### WHAT IS BEING ASKED
Scan the data below for the string "信息化核查APP". Copy every line where it appears.

### AVAILABLE DATA
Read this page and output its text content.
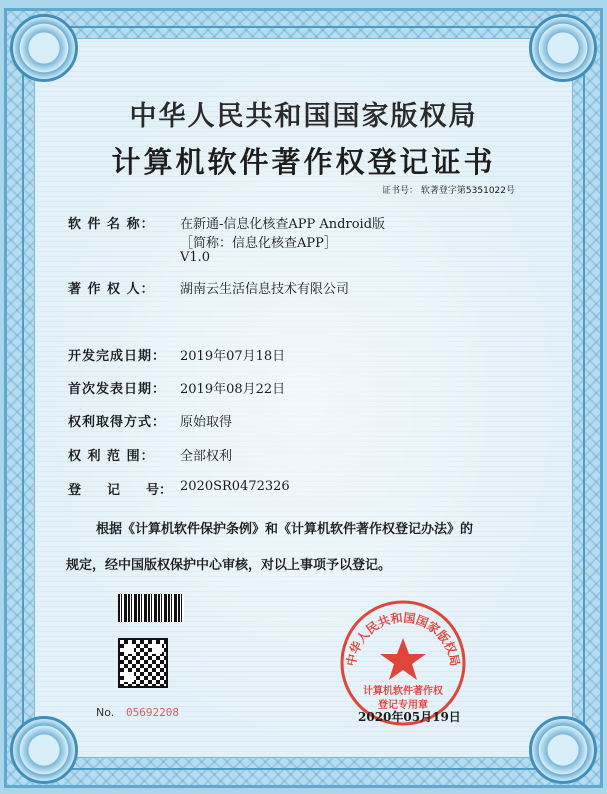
中华人民共和国国家版权局
计算机软件著作权登记证书
证书号： 软著登字第5351022号
软 件 名 称： 在新通-信息化核查APP Android版
［简称：信息化核查APP］
V1.0
著 作 权 人： 湖南云生活信息技术有限公司
开发完成日期： 2019年07月18日
首次发表日期： 2019年08月22日
权利取得方式： 原始取得
权 利 范 围： 全部权利
登　　记　　号： 2020SR0472326
根据《计算机软件保护条例》和《计算机软件著作权登记办法》的
规定，经中国版权保护中心审核，对以上事项予以登记。
No. 05692208
中华人民共和国国家版权局
计算机软件著作权
登记专用章
2020年05月19日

### TASK RESPONSE
软 件 名 称： 在新通-信息化核查APP Android版
［简称：信息化核查APP］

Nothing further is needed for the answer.